Records from a collection of figures:
####

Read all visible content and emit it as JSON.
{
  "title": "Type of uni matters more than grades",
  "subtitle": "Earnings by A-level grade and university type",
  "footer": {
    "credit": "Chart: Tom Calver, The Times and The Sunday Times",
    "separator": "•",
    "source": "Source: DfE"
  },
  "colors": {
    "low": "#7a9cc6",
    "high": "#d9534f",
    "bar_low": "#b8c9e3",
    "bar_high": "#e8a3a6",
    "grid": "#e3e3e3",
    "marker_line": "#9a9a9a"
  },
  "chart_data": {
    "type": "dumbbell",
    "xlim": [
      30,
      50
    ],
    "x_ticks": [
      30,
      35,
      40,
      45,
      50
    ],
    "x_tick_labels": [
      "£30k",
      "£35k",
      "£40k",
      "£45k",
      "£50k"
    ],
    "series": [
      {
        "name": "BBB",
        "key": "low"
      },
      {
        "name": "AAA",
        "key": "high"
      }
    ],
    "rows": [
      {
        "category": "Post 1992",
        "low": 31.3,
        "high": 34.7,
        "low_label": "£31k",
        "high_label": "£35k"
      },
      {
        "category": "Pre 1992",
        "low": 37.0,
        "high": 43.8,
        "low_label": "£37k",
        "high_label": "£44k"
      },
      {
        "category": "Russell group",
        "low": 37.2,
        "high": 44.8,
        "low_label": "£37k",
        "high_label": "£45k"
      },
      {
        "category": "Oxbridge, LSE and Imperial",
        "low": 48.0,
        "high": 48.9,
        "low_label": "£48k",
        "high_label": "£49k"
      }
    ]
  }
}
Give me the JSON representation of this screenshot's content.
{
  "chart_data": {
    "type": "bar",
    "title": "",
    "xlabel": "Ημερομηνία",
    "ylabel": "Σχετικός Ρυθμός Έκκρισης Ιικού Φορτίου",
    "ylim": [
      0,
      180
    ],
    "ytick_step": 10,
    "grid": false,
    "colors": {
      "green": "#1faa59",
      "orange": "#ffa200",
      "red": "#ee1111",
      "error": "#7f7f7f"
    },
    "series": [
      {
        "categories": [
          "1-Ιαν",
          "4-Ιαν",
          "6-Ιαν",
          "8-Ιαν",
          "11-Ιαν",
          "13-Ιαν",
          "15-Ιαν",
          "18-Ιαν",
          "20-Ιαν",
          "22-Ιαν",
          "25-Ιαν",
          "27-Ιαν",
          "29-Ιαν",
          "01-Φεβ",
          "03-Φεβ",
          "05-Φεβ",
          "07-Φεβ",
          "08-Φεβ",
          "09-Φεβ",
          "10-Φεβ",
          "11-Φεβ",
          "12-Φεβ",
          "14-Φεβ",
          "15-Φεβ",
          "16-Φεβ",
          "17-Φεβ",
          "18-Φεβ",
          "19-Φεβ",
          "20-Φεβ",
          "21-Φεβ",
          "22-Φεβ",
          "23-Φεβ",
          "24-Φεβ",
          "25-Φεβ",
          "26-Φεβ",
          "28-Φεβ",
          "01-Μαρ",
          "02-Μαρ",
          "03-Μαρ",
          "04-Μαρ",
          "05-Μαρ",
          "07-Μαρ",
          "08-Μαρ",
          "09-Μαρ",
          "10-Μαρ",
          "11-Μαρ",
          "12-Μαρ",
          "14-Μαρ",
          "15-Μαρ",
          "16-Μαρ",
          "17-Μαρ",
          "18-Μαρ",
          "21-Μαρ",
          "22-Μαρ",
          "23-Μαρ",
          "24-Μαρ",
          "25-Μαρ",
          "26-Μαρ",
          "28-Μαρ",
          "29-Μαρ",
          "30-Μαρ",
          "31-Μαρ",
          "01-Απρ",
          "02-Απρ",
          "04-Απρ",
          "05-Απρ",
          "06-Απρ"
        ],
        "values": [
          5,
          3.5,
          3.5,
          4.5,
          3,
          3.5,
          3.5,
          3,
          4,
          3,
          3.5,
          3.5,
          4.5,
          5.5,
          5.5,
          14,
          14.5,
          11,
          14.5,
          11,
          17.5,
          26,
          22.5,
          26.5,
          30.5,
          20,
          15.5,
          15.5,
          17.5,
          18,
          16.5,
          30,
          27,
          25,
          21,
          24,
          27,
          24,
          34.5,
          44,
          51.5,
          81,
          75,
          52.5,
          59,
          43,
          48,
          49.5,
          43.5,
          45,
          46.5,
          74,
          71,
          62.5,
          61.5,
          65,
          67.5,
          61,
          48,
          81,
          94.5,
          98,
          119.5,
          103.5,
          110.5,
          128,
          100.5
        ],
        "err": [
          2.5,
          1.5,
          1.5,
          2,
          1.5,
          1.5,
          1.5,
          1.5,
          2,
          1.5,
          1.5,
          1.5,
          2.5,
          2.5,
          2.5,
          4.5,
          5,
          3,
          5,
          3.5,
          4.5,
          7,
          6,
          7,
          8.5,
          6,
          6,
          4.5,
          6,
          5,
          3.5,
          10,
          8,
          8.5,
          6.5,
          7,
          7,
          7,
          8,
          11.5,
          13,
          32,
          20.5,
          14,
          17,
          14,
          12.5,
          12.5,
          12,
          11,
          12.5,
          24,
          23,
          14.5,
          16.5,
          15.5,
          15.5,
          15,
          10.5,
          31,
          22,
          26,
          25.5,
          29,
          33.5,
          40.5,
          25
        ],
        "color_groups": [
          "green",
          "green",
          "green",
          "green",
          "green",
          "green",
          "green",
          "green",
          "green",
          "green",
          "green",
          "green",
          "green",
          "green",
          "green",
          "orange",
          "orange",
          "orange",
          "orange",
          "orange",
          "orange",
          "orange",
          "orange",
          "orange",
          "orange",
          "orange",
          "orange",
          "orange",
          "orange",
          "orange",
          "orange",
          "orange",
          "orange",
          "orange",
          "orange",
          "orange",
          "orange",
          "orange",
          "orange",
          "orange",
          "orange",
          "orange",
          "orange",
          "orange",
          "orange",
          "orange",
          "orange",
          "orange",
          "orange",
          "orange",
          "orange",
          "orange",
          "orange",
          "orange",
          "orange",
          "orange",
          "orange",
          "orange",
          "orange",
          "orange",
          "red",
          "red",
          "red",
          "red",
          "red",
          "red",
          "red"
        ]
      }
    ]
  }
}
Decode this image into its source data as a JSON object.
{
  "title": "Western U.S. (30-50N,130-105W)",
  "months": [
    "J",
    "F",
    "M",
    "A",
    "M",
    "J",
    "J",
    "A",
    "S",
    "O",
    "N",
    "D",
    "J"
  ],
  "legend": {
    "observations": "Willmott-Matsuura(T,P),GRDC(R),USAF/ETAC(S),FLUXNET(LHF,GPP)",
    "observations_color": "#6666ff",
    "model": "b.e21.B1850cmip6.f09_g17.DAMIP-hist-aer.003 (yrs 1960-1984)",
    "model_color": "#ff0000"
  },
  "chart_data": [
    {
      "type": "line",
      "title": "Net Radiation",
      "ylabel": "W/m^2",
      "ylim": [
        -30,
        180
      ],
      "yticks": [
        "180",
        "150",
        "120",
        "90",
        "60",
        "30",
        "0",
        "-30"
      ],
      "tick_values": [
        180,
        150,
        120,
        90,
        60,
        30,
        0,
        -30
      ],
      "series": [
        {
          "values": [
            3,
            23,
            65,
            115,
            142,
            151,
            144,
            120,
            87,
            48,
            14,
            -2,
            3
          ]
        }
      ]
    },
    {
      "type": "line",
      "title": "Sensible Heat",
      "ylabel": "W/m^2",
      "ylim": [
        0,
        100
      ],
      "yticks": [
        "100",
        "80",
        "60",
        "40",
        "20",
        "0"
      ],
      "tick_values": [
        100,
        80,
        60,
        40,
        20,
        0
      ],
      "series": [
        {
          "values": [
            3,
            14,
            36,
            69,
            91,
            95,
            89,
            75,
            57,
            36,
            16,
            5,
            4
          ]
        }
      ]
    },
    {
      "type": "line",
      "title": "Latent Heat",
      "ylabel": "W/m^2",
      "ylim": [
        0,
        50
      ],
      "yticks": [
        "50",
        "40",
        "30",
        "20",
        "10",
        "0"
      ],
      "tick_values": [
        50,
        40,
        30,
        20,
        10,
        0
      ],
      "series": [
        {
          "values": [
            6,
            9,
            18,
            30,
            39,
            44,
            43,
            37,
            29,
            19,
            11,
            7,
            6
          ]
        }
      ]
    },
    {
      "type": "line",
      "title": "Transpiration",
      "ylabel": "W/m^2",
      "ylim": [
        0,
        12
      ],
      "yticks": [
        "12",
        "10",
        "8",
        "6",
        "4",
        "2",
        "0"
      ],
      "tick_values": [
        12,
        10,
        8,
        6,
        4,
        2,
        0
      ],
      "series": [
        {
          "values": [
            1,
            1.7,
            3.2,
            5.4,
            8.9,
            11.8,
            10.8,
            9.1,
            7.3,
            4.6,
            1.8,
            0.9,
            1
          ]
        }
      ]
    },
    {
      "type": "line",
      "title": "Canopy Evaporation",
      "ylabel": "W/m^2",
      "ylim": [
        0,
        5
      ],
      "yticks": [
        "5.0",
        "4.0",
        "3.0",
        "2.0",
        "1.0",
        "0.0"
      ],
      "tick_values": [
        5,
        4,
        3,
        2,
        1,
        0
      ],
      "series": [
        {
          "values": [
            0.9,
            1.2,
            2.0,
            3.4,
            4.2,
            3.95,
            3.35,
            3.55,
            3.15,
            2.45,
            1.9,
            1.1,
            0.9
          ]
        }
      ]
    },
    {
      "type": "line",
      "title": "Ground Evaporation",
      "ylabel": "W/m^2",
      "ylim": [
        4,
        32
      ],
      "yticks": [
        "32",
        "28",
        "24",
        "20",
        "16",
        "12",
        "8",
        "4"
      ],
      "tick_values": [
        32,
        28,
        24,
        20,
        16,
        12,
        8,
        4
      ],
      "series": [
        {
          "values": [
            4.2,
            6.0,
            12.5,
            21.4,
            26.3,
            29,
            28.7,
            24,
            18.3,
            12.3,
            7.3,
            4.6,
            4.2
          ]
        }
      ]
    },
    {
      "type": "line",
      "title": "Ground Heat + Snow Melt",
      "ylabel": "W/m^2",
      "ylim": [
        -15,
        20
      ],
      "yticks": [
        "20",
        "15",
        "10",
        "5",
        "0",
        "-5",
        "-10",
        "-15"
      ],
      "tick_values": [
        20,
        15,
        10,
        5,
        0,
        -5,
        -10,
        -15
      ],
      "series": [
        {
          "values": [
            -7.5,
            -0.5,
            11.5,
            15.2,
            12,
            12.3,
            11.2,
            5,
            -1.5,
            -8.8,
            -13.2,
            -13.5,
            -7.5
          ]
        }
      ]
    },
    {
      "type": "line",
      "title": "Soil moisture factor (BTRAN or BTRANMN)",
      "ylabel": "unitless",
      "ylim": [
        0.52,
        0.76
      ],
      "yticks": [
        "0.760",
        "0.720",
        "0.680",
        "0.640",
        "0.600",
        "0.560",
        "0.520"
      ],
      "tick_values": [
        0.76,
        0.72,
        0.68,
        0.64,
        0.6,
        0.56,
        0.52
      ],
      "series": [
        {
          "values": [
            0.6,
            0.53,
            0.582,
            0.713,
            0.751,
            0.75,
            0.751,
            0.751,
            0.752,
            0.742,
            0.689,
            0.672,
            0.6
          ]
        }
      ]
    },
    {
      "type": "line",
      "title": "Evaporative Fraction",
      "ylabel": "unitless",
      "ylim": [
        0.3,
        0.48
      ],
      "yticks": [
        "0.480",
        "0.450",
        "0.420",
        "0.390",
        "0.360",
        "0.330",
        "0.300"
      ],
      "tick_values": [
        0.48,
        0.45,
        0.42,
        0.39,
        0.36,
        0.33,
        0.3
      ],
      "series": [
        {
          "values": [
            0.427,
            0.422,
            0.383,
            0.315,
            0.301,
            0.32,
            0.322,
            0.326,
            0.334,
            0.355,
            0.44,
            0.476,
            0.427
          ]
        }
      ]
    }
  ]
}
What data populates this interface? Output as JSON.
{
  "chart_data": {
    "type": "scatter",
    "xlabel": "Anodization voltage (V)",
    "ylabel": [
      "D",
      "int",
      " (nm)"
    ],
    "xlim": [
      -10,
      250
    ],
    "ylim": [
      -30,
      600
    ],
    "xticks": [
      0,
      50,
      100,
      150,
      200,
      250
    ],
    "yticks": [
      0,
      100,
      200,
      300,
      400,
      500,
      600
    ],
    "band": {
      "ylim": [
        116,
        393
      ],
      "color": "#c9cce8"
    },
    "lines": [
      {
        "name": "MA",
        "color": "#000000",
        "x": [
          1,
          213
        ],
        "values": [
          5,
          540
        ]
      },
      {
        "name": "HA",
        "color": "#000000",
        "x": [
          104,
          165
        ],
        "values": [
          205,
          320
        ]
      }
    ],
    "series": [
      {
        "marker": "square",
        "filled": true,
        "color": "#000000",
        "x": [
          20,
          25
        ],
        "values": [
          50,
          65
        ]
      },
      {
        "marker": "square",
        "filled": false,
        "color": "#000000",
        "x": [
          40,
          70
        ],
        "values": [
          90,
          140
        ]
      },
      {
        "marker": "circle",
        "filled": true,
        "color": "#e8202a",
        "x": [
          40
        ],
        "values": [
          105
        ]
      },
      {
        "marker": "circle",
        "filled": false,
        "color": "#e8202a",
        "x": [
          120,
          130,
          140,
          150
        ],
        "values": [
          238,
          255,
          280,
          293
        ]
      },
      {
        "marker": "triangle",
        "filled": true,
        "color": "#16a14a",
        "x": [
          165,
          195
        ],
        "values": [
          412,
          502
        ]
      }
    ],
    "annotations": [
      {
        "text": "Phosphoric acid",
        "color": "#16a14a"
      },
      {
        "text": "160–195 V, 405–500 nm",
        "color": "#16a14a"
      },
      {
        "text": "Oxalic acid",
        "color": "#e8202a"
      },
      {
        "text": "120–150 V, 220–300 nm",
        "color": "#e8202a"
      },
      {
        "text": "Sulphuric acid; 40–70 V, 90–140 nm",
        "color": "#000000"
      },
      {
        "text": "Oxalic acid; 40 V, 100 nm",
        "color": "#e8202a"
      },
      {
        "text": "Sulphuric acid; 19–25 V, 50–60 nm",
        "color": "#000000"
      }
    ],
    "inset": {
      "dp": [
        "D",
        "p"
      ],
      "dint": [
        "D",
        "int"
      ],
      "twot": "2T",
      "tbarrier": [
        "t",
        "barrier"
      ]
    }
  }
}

####

Objective:
Among the entries above, how many lines include the word "Ground"? Reply with the number only.

Result for this task:
2